EXERCISE OBJECTIVE | From the entries below, gather every line containing the string "data".

GIVEN RECORDS |
Start

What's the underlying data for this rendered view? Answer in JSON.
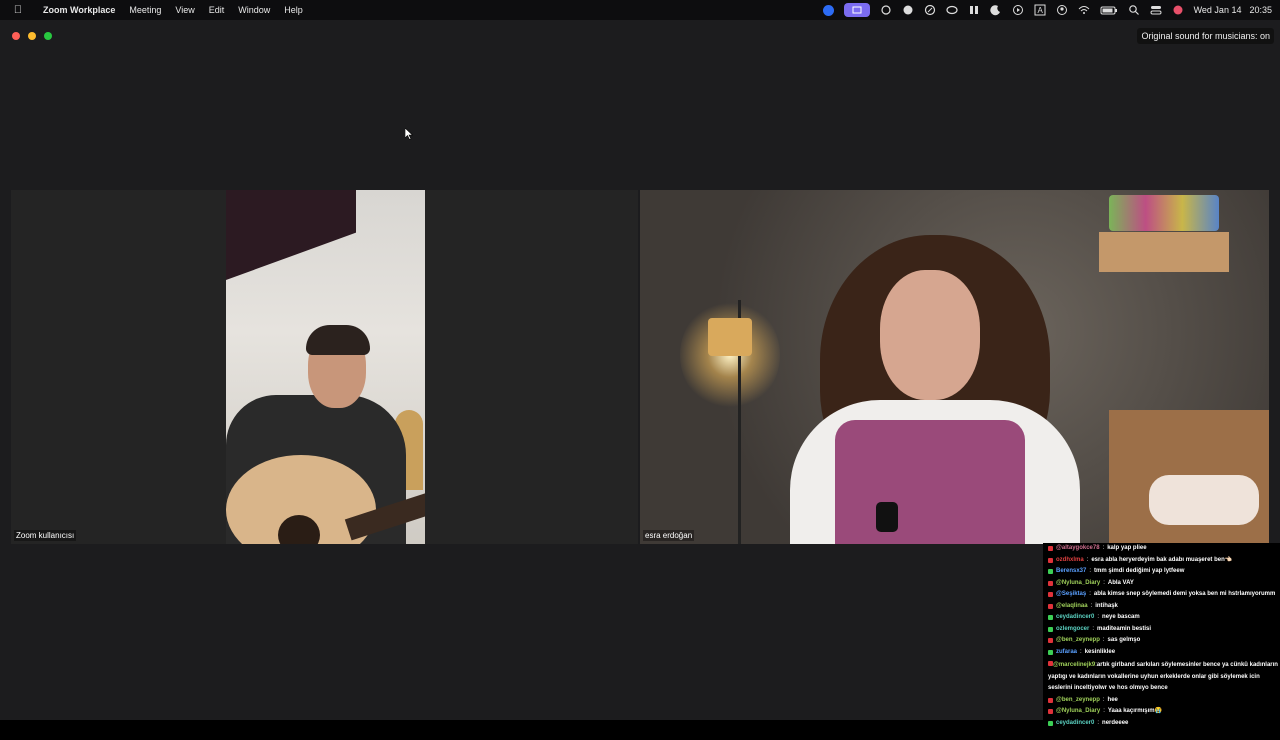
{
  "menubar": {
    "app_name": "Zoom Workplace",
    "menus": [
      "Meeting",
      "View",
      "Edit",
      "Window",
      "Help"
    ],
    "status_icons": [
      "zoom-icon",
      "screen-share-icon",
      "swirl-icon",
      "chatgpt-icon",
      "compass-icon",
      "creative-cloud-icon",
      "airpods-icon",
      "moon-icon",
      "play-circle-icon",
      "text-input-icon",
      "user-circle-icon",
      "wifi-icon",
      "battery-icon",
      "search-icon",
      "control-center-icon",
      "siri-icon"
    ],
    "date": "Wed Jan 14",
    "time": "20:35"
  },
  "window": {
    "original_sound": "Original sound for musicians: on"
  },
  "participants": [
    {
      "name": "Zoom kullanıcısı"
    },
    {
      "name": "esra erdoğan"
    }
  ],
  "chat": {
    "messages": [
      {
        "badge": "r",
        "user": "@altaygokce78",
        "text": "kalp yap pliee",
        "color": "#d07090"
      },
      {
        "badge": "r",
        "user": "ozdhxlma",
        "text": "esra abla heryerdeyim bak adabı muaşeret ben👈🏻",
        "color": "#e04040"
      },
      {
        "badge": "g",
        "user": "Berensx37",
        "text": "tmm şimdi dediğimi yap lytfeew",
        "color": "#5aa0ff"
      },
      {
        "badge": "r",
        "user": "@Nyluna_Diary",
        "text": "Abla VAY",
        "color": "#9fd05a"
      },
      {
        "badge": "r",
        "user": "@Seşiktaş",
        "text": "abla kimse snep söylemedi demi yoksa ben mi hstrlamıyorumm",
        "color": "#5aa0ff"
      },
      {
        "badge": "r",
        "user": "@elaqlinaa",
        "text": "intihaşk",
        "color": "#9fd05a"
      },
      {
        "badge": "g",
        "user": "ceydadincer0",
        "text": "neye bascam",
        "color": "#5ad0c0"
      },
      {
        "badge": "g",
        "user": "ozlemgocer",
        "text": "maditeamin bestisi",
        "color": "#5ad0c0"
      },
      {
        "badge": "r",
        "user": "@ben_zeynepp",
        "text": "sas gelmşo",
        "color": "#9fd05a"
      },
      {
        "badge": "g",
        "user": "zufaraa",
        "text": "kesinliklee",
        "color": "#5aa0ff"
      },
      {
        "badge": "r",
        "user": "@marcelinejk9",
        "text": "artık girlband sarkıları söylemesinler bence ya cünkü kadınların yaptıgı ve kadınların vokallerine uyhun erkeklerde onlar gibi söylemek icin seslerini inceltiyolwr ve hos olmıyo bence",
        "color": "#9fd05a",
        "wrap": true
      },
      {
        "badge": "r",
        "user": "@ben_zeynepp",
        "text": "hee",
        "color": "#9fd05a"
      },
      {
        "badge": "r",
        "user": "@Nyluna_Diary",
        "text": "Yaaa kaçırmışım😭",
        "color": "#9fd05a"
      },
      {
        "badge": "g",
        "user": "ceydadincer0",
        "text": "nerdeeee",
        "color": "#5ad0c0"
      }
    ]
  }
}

End
Start

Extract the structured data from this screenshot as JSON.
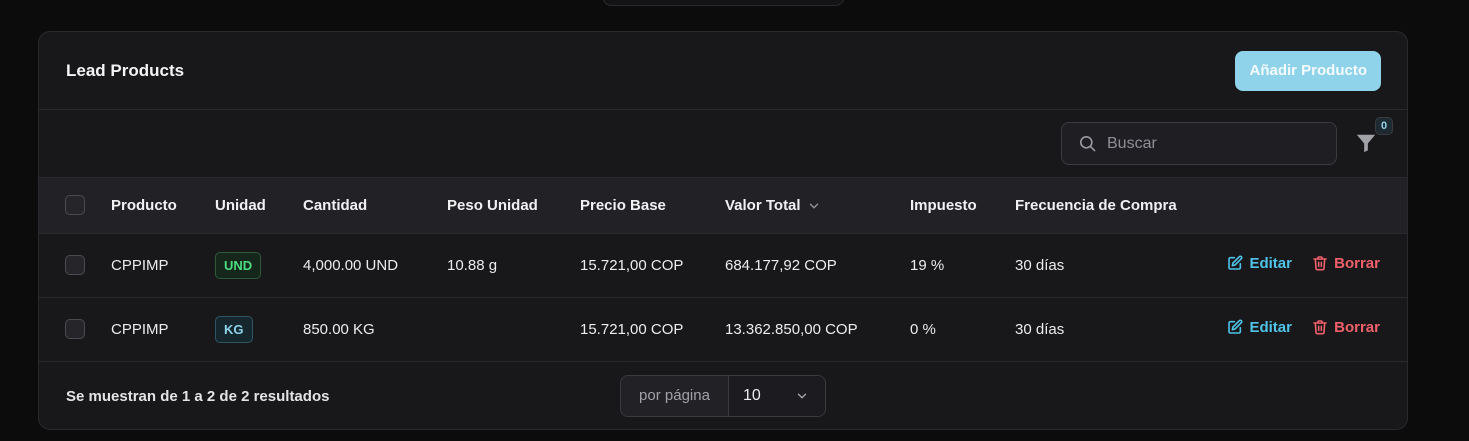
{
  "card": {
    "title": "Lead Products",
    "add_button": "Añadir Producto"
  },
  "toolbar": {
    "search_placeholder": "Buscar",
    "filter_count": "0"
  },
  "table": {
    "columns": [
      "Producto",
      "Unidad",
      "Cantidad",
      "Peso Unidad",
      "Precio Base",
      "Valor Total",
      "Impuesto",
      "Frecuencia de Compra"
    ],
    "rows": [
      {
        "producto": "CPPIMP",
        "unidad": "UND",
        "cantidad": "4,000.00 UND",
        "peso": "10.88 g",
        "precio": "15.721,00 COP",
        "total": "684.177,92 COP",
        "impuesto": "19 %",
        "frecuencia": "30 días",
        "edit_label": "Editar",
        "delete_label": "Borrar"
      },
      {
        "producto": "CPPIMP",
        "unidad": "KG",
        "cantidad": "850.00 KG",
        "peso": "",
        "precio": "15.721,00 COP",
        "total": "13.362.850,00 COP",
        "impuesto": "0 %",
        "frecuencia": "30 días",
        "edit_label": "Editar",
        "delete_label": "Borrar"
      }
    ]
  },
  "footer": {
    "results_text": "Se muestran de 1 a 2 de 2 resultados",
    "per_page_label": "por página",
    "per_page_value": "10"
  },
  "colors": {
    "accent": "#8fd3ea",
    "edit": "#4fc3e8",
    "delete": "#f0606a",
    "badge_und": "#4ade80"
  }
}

End

FULL SOLUTION |
What's the underlying data for this rendered view? Answer in JSON.
Extract the structured data from this screenshot as JSON.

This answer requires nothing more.